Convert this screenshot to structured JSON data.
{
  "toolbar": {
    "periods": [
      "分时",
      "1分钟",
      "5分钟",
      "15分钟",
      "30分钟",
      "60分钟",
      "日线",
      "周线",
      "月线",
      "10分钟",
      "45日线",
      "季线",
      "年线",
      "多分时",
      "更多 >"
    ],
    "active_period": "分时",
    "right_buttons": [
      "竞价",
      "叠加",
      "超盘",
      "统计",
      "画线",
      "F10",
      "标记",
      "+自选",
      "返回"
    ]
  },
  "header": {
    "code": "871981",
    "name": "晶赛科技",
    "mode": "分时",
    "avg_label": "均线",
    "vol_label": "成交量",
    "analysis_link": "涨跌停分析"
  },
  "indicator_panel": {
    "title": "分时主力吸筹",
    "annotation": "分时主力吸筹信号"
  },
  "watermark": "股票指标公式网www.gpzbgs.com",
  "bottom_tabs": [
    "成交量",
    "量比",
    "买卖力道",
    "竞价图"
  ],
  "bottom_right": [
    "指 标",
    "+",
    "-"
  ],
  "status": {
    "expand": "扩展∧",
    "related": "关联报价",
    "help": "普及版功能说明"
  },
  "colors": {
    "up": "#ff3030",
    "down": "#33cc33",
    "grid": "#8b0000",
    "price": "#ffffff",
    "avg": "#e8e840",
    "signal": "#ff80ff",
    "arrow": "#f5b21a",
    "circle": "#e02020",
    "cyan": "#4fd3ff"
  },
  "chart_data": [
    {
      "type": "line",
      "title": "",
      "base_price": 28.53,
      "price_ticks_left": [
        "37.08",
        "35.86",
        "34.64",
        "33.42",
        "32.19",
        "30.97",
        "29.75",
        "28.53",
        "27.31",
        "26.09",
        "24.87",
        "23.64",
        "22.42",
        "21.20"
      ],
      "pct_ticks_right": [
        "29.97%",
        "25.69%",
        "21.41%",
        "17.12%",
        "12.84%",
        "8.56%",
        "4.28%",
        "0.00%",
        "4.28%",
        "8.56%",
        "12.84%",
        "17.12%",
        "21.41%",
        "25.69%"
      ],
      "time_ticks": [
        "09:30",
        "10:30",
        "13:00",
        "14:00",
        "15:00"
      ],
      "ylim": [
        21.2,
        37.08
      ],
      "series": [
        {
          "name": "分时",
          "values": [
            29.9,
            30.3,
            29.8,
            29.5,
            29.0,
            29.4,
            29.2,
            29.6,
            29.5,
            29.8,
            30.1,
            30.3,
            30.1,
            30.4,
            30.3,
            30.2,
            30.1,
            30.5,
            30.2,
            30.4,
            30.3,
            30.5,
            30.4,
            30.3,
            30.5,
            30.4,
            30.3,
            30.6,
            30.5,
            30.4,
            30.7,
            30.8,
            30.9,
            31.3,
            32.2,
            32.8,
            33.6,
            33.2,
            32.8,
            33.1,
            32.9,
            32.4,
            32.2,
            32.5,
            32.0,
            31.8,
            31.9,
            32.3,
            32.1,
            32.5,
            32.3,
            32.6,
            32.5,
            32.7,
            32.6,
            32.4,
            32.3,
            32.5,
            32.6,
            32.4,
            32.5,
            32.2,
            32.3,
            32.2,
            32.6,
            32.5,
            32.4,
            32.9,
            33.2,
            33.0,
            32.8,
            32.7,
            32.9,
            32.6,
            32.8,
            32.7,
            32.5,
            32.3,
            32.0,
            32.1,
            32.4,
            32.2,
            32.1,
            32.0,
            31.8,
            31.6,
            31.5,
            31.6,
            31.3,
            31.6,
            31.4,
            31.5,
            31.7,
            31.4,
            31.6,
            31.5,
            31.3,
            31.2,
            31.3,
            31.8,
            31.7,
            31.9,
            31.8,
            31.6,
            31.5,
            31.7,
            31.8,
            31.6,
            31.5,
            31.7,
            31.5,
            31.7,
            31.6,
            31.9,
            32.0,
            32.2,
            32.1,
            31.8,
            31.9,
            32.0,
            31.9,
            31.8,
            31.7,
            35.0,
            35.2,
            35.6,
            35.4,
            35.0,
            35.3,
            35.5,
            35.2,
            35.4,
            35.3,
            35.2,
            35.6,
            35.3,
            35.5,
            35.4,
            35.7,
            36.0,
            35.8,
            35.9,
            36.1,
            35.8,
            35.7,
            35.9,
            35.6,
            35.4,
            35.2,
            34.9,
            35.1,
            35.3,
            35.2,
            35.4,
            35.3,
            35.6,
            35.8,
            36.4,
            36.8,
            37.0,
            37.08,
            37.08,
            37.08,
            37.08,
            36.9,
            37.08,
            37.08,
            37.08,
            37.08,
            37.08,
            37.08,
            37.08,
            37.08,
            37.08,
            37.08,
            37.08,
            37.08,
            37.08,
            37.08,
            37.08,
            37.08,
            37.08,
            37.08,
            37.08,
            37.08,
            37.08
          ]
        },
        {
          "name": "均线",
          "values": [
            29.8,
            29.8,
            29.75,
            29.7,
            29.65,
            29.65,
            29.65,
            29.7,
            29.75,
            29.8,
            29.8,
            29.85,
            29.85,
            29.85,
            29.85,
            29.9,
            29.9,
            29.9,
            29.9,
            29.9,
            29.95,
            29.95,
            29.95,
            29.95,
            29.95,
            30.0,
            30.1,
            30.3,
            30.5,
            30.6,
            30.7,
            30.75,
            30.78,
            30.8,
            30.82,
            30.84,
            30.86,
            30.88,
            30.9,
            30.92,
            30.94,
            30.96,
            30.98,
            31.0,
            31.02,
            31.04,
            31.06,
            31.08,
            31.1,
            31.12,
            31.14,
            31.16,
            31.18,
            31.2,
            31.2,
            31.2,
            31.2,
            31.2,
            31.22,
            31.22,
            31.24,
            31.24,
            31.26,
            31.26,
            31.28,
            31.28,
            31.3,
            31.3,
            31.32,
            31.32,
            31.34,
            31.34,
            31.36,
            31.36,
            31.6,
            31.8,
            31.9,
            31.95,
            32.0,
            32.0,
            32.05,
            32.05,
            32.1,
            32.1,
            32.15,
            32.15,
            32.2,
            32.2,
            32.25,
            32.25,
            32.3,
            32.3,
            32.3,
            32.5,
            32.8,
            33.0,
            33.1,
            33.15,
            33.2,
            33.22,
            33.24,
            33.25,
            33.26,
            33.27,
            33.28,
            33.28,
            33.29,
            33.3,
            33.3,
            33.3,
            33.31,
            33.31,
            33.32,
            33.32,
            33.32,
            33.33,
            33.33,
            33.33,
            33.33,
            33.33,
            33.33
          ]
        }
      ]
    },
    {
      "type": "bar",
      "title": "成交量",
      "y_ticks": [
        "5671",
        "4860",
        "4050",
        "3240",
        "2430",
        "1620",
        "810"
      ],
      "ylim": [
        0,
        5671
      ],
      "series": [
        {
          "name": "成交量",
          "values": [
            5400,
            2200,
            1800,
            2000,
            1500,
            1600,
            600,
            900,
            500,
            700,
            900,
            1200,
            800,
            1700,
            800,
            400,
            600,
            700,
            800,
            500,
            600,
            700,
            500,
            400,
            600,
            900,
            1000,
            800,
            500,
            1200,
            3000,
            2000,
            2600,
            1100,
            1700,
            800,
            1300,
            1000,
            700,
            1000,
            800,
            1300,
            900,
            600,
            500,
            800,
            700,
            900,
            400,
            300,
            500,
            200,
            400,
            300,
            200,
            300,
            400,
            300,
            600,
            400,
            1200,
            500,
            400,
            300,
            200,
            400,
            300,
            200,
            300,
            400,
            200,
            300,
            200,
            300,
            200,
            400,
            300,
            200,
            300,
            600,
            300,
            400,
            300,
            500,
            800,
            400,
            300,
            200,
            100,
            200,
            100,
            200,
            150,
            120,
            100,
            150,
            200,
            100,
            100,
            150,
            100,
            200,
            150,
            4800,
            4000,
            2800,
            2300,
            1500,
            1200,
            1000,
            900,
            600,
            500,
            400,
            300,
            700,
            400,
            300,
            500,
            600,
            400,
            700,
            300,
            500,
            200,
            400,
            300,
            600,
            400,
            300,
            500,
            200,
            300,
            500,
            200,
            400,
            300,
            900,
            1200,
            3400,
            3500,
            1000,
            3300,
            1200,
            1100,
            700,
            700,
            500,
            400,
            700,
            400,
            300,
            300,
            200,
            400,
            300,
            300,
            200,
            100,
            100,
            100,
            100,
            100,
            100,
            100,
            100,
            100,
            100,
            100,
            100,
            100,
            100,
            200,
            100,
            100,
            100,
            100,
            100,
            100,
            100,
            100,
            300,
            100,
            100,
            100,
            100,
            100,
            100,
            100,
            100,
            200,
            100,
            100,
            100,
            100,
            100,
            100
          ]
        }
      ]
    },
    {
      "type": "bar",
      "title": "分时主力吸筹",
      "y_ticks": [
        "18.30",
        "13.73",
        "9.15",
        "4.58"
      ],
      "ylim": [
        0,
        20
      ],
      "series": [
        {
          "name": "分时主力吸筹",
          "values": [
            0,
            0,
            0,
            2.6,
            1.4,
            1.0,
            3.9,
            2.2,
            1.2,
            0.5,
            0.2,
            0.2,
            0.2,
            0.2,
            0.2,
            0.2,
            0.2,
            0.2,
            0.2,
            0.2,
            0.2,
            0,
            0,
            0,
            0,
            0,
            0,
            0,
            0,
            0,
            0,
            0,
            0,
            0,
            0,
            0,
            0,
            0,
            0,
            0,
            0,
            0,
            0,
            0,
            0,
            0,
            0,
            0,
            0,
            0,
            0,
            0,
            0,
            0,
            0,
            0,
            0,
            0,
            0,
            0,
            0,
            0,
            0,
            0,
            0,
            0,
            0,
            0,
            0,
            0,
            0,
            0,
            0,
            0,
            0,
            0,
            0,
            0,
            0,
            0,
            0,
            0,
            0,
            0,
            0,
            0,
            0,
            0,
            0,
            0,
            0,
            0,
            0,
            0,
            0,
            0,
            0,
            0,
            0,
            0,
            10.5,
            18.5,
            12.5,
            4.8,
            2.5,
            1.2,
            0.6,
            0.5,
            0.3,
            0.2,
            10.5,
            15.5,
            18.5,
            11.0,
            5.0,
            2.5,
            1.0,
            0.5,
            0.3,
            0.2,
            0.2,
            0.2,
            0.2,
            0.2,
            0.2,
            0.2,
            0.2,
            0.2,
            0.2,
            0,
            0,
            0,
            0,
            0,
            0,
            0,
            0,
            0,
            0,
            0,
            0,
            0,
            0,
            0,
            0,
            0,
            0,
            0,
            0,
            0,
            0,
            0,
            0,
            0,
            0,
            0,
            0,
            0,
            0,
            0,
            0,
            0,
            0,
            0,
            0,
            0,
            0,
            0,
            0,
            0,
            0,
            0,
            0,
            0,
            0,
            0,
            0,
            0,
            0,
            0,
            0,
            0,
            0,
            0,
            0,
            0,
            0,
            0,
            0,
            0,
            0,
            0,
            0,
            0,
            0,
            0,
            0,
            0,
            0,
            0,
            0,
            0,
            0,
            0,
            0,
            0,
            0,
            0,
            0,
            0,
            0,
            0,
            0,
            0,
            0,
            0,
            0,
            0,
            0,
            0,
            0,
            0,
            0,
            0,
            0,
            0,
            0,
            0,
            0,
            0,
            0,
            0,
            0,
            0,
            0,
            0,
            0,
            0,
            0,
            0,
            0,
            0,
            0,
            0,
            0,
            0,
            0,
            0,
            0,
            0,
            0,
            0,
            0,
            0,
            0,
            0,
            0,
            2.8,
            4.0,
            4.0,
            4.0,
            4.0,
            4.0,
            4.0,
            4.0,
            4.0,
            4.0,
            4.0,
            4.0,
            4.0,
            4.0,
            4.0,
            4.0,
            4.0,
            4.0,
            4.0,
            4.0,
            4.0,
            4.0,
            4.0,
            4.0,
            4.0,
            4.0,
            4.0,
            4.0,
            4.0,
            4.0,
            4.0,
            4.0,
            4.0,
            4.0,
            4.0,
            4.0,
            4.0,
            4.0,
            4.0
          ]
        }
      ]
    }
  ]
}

Written request -
Among the lines of the data above, count those holding "title" and state only the number.

Solution for this task -
4